Pictures stay out of the copy; restate everything else in the material exactly.
━━━━━ INPUT DATA ━━━━━
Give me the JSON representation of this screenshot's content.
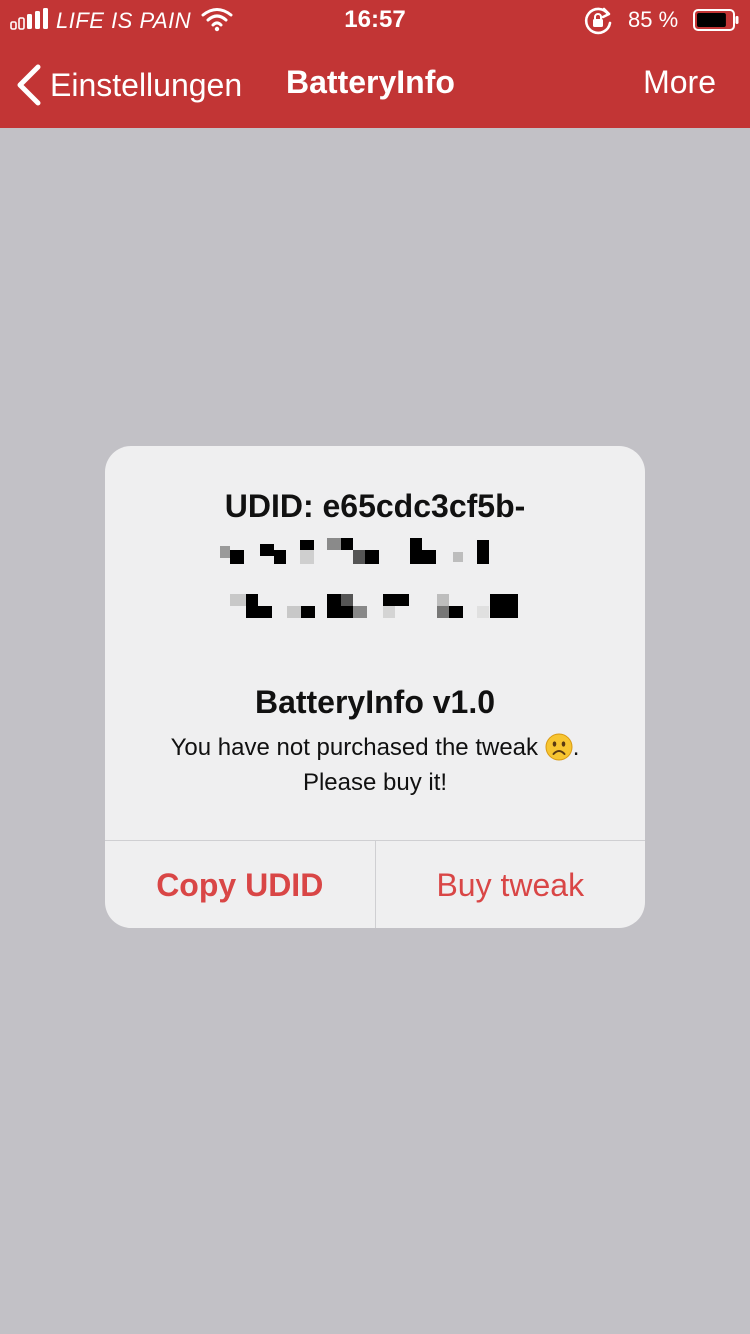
{
  "status_bar": {
    "carrier": "LIFE IS PAIN",
    "time": "16:57",
    "battery_percent": "85 %",
    "battery_level": 0.85,
    "icons": [
      "signal-icon",
      "wifi-icon",
      "rotation-lock-icon",
      "battery-icon"
    ]
  },
  "nav": {
    "back_label": "Einstellungen",
    "title": "BatteryInfo",
    "right_label": "More",
    "color": "#c23535"
  },
  "alert": {
    "udid_label": "UDID: e65cdc3cf5b-",
    "app_title": "BatteryInfo v1.0",
    "message_line1": "You have not purchased the tweak",
    "message_line1_end": ".",
    "message_line2": "Please buy it!",
    "emoji_icon": "sad-face-icon",
    "copy_button": "Copy UDID",
    "buy_button": "Buy tweak",
    "accent_color": "#d94646"
  }
}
━━━━━
_RESPONSE TO THE TASK_
Give me the JSON representation of this screenshot's content.
{
  "status_bar": {
    "carrier": "LIFE IS PAIN",
    "time": "16:57",
    "battery_percent": "85 %",
    "battery_level": 0.85,
    "icons": [
      "signal-icon",
      "wifi-icon",
      "rotation-lock-icon",
      "battery-icon"
    ]
  },
  "nav": {
    "back_label": "Einstellungen",
    "title": "BatteryInfo",
    "right_label": "More",
    "color": "#c23535"
  },
  "alert": {
    "udid_label": "UDID: e65cdc3cf5b-",
    "app_title": "BatteryInfo v1.0",
    "message_line1": "You have not purchased the tweak",
    "message_line1_end": ".",
    "message_line2": "Please buy it!",
    "emoji_icon": "sad-face-icon",
    "copy_button": "Copy UDID",
    "buy_button": "Buy tweak",
    "accent_color": "#d94646"
  }
}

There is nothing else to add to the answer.